* START TASK INPUT *

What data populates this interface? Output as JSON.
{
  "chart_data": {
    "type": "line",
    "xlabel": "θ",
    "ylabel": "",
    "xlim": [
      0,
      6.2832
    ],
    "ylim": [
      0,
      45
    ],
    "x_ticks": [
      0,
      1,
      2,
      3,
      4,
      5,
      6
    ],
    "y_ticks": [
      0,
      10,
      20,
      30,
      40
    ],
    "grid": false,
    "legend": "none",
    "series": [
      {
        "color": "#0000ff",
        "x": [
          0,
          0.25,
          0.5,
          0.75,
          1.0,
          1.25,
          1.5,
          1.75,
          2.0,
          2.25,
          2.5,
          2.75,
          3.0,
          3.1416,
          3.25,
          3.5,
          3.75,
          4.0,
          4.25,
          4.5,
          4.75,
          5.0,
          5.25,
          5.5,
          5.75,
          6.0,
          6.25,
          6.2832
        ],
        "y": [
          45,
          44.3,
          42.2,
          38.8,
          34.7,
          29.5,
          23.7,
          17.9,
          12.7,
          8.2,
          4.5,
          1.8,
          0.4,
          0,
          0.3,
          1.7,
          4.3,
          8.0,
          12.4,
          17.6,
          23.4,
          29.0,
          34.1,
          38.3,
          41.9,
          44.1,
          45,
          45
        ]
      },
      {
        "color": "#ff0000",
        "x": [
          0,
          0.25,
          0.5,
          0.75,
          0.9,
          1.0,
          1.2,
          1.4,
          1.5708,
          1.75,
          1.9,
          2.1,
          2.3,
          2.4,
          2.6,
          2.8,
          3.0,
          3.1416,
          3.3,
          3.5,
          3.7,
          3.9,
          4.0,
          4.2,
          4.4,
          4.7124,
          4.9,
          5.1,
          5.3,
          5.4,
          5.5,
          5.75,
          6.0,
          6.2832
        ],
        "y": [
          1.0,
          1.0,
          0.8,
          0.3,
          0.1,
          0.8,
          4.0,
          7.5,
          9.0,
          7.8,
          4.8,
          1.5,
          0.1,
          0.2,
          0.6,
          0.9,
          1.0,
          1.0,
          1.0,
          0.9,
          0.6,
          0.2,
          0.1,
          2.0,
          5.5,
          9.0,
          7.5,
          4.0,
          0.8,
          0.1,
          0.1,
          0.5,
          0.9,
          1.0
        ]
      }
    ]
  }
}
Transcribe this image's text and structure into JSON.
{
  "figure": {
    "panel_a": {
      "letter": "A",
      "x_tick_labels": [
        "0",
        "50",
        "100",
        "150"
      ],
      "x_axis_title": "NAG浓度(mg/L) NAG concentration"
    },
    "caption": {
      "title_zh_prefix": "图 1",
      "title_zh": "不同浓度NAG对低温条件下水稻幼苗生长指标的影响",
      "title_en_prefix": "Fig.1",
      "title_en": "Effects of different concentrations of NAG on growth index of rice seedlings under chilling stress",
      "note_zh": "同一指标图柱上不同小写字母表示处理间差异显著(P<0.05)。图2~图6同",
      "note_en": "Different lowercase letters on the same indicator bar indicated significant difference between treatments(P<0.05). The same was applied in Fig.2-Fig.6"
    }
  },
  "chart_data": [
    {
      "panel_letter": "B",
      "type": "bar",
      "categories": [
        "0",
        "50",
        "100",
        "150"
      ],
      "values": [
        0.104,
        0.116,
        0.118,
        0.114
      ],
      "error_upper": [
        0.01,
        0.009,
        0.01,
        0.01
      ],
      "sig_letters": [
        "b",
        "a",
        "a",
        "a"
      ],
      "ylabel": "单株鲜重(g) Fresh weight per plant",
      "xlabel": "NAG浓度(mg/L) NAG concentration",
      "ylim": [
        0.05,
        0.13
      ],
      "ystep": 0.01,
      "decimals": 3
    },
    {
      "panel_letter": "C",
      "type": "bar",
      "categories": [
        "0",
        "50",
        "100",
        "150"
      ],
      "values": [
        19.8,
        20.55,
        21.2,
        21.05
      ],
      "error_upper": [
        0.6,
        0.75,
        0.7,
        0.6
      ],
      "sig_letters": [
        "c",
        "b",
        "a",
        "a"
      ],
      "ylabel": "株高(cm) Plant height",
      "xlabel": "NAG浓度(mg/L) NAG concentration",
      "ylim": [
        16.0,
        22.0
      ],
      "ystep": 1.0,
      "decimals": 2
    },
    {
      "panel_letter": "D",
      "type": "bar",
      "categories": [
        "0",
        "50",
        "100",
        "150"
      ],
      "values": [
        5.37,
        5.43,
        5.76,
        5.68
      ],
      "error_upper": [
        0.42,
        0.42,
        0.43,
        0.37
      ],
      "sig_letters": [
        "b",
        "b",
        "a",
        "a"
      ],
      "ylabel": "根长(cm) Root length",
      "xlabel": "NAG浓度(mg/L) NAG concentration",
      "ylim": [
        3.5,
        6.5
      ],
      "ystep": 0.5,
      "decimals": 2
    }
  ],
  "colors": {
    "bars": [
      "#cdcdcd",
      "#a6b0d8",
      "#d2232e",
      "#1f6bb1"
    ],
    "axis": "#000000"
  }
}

* END TASK INPUT *

Write the listing out again, exactly as it reads.

What data populates this interface? Output as JSON.
{
  "chart_data": {
    "type": "line",
    "xlabel": "θ",
    "ylabel": "",
    "xlim": [
      0,
      6.2832
    ],
    "ylim": [
      0,
      45
    ],
    "x_ticks": [
      0,
      1,
      2,
      3,
      4,
      5,
      6
    ],
    "y_ticks": [
      0,
      10,
      20,
      30,
      40
    ],
    "grid": false,
    "legend": "none",
    "series": [
      {
        "color": "#0000ff",
        "x": [
          0,
          0.25,
          0.5,
          0.75,
          1.0,
          1.25,
          1.5,
          1.75,
          2.0,
          2.25,
          2.5,
          2.75,
          3.0,
          3.1416,
          3.25,
          3.5,
          3.75,
          4.0,
          4.25,
          4.5,
          4.75,
          5.0,
          5.25,
          5.5,
          5.75,
          6.0,
          6.25,
          6.2832
        ],
        "y": [
          45,
          44.3,
          42.2,
          38.8,
          34.7,
          29.5,
          23.7,
          17.9,
          12.7,
          8.2,
          4.5,
          1.8,
          0.4,
          0,
          0.3,
          1.7,
          4.3,
          8.0,
          12.4,
          17.6,
          23.4,
          29.0,
          34.1,
          38.3,
          41.9,
          44.1,
          45,
          45
        ]
      },
      {
        "color": "#ff0000",
        "x": [
          0,
          0.25,
          0.5,
          0.75,
          0.9,
          1.0,
          1.2,
          1.4,
          1.5708,
          1.75,
          1.9,
          2.1,
          2.3,
          2.4,
          2.6,
          2.8,
          3.0,
          3.1416,
          3.3,
          3.5,
          3.7,
          3.9,
          4.0,
          4.2,
          4.4,
          4.7124,
          4.9,
          5.1,
          5.3,
          5.4,
          5.5,
          5.75,
          6.0,
          6.2832
        ],
        "y": [
          1.0,
          1.0,
          0.8,
          0.3,
          0.1,
          0.8,
          4.0,
          7.5,
          9.0,
          7.8,
          4.8,
          1.5,
          0.1,
          0.2,
          0.6,
          0.9,
          1.0,
          1.0,
          1.0,
          0.9,
          0.6,
          0.2,
          0.1,
          2.0,
          5.5,
          9.0,
          7.5,
          4.0,
          0.8,
          0.1,
          0.1,
          0.5,
          0.9,
          1.0
        ]
      }
    ]
  }
}
Transcribe this image's text and structure into JSON.
{
  "figure": {
    "panel_a": {
      "letter": "A",
      "x_tick_labels": [
        "0",
        "50",
        "100",
        "150"
      ],
      "x_axis_title": "NAG浓度(mg/L) NAG concentration"
    },
    "caption": {
      "title_zh_prefix": "图 1",
      "title_zh": "不同浓度NAG对低温条件下水稻幼苗生长指标的影响",
      "title_en_prefix": "Fig.1",
      "title_en": "Effects of different concentrations of NAG on growth index of rice seedlings under chilling stress",
      "note_zh": "同一指标图柱上不同小写字母表示处理间差异显著(P<0.05)。图2~图6同",
      "note_en": "Different lowercase letters on the same indicator bar indicated significant difference between treatments(P<0.05). The same was applied in Fig.2-Fig.6"
    }
  },
  "chart_data": [
    {
      "panel_letter": "B",
      "type": "bar",
      "categories": [
        "0",
        "50",
        "100",
        "150"
      ],
      "values": [
        0.104,
        0.116,
        0.118,
        0.114
      ],
      "error_upper": [
        0.01,
        0.009,
        0.01,
        0.01
      ],
      "sig_letters": [
        "b",
        "a",
        "a",
        "a"
      ],
      "ylabel": "单株鲜重(g) Fresh weight per plant",
      "xlabel": "NAG浓度(mg/L) NAG concentration",
      "ylim": [
        0.05,
        0.13
      ],
      "ystep": 0.01,
      "decimals": 3
    },
    {
      "panel_letter": "C",
      "type": "bar",
      "categories": [
        "0",
        "50",
        "100",
        "150"
      ],
      "values": [
        19.8,
        20.55,
        21.2,
        21.05
      ],
      "error_upper": [
        0.6,
        0.75,
        0.7,
        0.6
      ],
      "sig_letters": [
        "c",
        "b",
        "a",
        "a"
      ],
      "ylabel": "株高(cm) Plant height",
      "xlabel": "NAG浓度(mg/L) NAG concentration",
      "ylim": [
        16.0,
        22.0
      ],
      "ystep": 1.0,
      "decimals": 2
    },
    {
      "panel_letter": "D",
      "type": "bar",
      "categories": [
        "0",
        "50",
        "100",
        "150"
      ],
      "values": [
        5.37,
        5.43,
        5.76,
        5.68
      ],
      "error_upper": [
        0.42,
        0.42,
        0.43,
        0.37
      ],
      "sig_letters": [
        "b",
        "b",
        "a",
        "a"
      ],
      "ylabel": "根长(cm) Root length",
      "xlabel": "NAG浓度(mg/L) NAG concentration",
      "ylim": [
        3.5,
        6.5
      ],
      "ystep": 0.5,
      "decimals": 2
    }
  ],
  "colors": {
    "bars": [
      "#cdcdcd",
      "#a6b0d8",
      "#d2232e",
      "#1f6bb1"
    ],
    "axis": "#000000"
  }
}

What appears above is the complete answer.